-- Information given start --

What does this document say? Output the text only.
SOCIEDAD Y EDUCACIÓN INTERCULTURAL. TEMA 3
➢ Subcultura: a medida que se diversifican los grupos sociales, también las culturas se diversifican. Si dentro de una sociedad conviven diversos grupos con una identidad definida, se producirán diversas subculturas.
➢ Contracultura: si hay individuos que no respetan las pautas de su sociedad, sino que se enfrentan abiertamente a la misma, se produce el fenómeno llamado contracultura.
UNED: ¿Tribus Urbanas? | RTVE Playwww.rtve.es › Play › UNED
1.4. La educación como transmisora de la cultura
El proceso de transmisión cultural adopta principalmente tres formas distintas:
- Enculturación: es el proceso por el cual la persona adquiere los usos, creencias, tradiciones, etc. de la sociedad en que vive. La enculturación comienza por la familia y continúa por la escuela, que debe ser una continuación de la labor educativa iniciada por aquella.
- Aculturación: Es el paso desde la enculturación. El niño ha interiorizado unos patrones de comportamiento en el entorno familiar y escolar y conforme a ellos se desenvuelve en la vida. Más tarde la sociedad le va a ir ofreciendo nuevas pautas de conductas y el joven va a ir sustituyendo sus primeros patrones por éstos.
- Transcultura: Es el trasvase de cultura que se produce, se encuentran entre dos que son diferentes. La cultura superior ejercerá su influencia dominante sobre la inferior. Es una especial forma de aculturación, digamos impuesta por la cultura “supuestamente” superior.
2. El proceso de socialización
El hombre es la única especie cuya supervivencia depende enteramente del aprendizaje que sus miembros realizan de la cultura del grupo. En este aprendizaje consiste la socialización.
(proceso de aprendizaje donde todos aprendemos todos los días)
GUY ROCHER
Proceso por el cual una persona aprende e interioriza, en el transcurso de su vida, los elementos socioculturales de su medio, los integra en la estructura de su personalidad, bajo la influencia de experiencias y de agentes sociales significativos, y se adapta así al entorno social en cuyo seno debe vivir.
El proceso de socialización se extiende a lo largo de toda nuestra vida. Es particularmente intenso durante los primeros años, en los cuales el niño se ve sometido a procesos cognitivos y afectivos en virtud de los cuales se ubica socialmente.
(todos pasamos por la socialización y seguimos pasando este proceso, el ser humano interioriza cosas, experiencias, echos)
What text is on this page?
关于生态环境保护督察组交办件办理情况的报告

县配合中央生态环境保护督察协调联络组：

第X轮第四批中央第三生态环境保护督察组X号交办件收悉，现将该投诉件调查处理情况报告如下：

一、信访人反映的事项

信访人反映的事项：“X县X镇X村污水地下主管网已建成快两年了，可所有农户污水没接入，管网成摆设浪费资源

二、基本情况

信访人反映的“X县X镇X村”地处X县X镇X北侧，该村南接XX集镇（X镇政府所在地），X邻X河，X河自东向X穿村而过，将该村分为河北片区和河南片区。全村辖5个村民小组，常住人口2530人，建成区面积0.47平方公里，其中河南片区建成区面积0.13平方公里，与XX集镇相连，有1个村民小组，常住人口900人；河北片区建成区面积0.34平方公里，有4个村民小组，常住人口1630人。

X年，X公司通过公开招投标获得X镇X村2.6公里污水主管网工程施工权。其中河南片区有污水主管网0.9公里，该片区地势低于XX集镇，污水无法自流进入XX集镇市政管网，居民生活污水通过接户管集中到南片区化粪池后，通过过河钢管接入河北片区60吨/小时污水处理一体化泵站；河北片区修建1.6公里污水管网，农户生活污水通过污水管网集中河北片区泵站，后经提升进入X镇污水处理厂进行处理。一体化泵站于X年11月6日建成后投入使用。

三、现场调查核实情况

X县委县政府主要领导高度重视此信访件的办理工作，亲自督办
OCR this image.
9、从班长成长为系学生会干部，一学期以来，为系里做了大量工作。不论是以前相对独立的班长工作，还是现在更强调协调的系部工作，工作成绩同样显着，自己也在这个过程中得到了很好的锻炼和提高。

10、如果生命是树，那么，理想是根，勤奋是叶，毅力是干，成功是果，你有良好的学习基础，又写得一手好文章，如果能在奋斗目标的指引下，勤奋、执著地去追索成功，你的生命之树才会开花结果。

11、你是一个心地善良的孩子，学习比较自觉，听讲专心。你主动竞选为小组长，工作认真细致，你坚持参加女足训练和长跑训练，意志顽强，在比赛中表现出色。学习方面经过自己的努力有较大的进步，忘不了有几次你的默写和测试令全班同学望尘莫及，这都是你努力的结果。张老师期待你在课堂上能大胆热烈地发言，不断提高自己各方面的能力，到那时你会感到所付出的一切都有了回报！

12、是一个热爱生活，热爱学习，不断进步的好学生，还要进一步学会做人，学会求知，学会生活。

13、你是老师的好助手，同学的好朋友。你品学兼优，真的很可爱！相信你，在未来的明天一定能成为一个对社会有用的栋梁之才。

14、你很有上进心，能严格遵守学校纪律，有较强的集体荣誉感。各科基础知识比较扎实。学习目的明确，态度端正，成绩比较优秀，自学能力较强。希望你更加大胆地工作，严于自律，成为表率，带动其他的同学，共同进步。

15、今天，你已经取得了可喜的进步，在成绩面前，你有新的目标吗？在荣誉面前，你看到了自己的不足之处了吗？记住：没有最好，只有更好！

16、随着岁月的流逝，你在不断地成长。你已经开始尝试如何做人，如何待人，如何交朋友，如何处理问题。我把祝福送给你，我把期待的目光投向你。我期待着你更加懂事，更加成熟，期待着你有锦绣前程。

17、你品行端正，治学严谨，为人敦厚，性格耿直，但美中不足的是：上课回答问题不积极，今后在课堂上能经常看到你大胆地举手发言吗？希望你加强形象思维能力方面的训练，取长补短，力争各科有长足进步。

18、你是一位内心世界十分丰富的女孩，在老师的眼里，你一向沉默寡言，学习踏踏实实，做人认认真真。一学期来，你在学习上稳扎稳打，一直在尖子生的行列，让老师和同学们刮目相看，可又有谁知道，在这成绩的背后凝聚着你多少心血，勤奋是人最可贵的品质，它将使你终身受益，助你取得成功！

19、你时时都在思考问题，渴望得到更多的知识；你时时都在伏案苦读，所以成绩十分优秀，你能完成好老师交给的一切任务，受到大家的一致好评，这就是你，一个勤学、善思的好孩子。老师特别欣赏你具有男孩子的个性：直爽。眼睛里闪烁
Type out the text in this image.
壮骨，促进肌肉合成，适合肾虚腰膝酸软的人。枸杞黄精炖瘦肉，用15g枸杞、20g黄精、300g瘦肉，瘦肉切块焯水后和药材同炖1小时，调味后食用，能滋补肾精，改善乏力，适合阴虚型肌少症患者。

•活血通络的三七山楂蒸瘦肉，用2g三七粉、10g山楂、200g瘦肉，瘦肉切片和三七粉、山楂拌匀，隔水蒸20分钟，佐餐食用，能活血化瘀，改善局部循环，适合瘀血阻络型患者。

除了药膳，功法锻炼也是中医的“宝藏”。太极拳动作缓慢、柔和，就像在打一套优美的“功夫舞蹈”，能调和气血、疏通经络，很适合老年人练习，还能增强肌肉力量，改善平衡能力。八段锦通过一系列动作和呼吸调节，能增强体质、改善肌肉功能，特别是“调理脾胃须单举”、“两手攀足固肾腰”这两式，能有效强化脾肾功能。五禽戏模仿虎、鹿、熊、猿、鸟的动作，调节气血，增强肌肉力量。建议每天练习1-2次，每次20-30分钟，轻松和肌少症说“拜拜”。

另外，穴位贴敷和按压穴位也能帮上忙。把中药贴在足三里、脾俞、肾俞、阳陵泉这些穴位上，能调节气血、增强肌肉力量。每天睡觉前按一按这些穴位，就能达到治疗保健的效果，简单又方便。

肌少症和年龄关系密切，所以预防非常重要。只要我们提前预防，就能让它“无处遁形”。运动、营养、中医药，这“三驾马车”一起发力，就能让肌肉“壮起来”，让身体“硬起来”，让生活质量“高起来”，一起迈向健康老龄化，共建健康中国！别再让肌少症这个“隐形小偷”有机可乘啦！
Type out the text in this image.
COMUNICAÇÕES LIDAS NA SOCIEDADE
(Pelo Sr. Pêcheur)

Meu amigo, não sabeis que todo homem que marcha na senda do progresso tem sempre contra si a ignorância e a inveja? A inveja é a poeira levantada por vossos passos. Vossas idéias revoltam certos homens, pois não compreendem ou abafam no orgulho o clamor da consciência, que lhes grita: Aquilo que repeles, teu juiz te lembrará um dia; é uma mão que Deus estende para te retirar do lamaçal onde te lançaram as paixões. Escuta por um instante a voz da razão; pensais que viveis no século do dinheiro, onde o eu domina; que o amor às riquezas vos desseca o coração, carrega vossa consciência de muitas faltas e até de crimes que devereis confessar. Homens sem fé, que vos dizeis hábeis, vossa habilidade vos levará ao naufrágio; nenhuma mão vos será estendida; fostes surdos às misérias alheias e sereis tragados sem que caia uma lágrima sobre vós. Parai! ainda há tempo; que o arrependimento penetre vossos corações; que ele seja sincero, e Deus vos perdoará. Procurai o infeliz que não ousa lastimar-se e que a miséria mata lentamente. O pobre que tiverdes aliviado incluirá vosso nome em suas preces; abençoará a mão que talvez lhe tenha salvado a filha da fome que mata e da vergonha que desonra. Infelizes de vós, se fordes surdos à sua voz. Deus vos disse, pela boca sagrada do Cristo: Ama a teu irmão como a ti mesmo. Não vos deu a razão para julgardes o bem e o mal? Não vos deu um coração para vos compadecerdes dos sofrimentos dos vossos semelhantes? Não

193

-- Information given end --

What to do: Look through the listing above. Pick out each line with "todos" and copy it.

Answer for the task:
(proceso de aprendizaje donde todos aprendemos todos los días)
(todos pasamos por la socialización y seguimos pasando este proceso, el ser humano interioriza cosas, experiencias, echos)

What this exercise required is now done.